Print the listing below in its entirety, character for character.

Given data:
▼▼▼

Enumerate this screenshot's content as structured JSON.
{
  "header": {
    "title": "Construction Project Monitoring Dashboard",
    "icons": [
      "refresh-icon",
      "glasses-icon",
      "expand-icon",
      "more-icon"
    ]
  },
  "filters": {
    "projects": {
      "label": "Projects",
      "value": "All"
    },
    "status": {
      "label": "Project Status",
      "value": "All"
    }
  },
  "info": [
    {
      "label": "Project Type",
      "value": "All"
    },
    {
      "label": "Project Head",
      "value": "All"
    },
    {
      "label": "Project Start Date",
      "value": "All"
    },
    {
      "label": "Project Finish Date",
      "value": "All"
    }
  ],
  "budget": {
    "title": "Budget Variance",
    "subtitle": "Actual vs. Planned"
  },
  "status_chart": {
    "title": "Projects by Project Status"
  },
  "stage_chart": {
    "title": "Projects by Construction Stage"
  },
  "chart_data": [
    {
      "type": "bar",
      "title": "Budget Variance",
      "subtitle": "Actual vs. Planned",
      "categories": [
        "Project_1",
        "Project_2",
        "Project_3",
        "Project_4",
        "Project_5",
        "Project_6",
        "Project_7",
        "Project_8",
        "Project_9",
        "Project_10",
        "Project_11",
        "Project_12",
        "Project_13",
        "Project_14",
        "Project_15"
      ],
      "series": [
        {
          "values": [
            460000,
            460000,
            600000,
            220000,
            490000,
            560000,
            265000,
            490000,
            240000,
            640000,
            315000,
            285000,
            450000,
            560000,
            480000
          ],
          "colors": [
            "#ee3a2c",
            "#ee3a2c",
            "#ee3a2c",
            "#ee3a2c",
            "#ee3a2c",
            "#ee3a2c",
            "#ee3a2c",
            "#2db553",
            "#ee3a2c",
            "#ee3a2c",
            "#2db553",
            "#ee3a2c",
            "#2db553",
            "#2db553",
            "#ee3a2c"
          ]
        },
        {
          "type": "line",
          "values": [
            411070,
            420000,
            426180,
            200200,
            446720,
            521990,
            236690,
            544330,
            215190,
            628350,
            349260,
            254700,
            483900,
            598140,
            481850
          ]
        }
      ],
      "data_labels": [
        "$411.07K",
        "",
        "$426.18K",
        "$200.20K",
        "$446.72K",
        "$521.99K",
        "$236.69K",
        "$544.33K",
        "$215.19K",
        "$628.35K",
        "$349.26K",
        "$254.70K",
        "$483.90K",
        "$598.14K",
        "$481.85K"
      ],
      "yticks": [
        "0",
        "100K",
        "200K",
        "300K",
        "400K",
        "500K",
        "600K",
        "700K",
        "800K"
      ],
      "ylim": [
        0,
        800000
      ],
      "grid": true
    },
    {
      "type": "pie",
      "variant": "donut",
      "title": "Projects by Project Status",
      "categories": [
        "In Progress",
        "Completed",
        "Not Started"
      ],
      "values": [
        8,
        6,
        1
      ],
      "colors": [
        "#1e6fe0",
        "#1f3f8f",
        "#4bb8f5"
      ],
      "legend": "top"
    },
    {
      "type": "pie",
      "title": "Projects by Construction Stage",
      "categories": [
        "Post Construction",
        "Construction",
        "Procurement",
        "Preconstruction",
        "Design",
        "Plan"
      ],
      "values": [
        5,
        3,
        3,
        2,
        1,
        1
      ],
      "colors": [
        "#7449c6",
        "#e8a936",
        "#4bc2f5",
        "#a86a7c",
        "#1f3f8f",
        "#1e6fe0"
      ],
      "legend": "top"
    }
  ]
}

▲▲▲

Expected answer:
Enumerate this screenshot's content as structured JSON.
{
  "header": {
    "title": "Construction Project Monitoring Dashboard",
    "icons": [
      "refresh-icon",
      "glasses-icon",
      "expand-icon",
      "more-icon"
    ]
  },
  "filters": {
    "projects": {
      "label": "Projects",
      "value": "All"
    },
    "status": {
      "label": "Project Status",
      "value": "All"
    }
  },
  "info": [
    {
      "label": "Project Type",
      "value": "All"
    },
    {
      "label": "Project Head",
      "value": "All"
    },
    {
      "label": "Project Start Date",
      "value": "All"
    },
    {
      "label": "Project Finish Date",
      "value": "All"
    }
  ],
  "budget": {
    "title": "Budget Variance",
    "subtitle": "Actual vs. Planned"
  },
  "status_chart": {
    "title": "Projects by Project Status"
  },
  "stage_chart": {
    "title": "Projects by Construction Stage"
  },
  "chart_data": [
    {
      "type": "bar",
      "title": "Budget Variance",
      "subtitle": "Actual vs. Planned",
      "categories": [
        "Project_1",
        "Project_2",
        "Project_3",
        "Project_4",
        "Project_5",
        "Project_6",
        "Project_7",
        "Project_8",
        "Project_9",
        "Project_10",
        "Project_11",
        "Project_12",
        "Project_13",
        "Project_14",
        "Project_15"
      ],
      "series": [
        {
          "values": [
            460000,
            460000,
            600000,
            220000,
            490000,
            560000,
            265000,
            490000,
            240000,
            640000,
            315000,
            285000,
            450000,
            560000,
            480000
          ],
          "colors": [
            "#ee3a2c",
            "#ee3a2c",
            "#ee3a2c",
            "#ee3a2c",
            "#ee3a2c",
            "#ee3a2c",
            "#ee3a2c",
            "#2db553",
            "#ee3a2c",
            "#ee3a2c",
            "#2db553",
            "#ee3a2c",
            "#2db553",
            "#2db553",
            "#ee3a2c"
          ]
        },
        {
          "type": "line",
          "values": [
            411070,
            420000,
            426180,
            200200,
            446720,
            521990,
            236690,
            544330,
            215190,
            628350,
            349260,
            254700,
            483900,
            598140,
            481850
          ]
        }
      ],
      "data_labels": [
        "$411.07K",
        "",
        "$426.18K",
        "$200.20K",
        "$446.72K",
        "$521.99K",
        "$236.69K",
        "$544.33K",
        "$215.19K",
        "$628.35K",
        "$349.26K",
        "$254.70K",
        "$483.90K",
        "$598.14K",
        "$481.85K"
      ],
      "yticks": [
        "0",
        "100K",
        "200K",
        "300K",
        "400K",
        "500K",
        "600K",
        "700K",
        "800K"
      ],
      "ylim": [
        0,
        800000
      ],
      "grid": true
    },
    {
      "type": "pie",
      "variant": "donut",
      "title": "Projects by Project Status",
      "categories": [
        "In Progress",
        "Completed",
        "Not Started"
      ],
      "values": [
        8,
        6,
        1
      ],
      "colors": [
        "#1e6fe0",
        "#1f3f8f",
        "#4bb8f5"
      ],
      "legend": "top"
    },
    {
      "type": "pie",
      "title": "Projects by Construction Stage",
      "categories": [
        "Post Construction",
        "Construction",
        "Procurement",
        "Preconstruction",
        "Design",
        "Plan"
      ],
      "values": [
        5,
        3,
        3,
        2,
        1,
        1
      ],
      "colors": [
        "#7449c6",
        "#e8a936",
        "#4bc2f5",
        "#a86a7c",
        "#1f3f8f",
        "#1e6fe0"
      ],
      "legend": "top"
    }
  ]
}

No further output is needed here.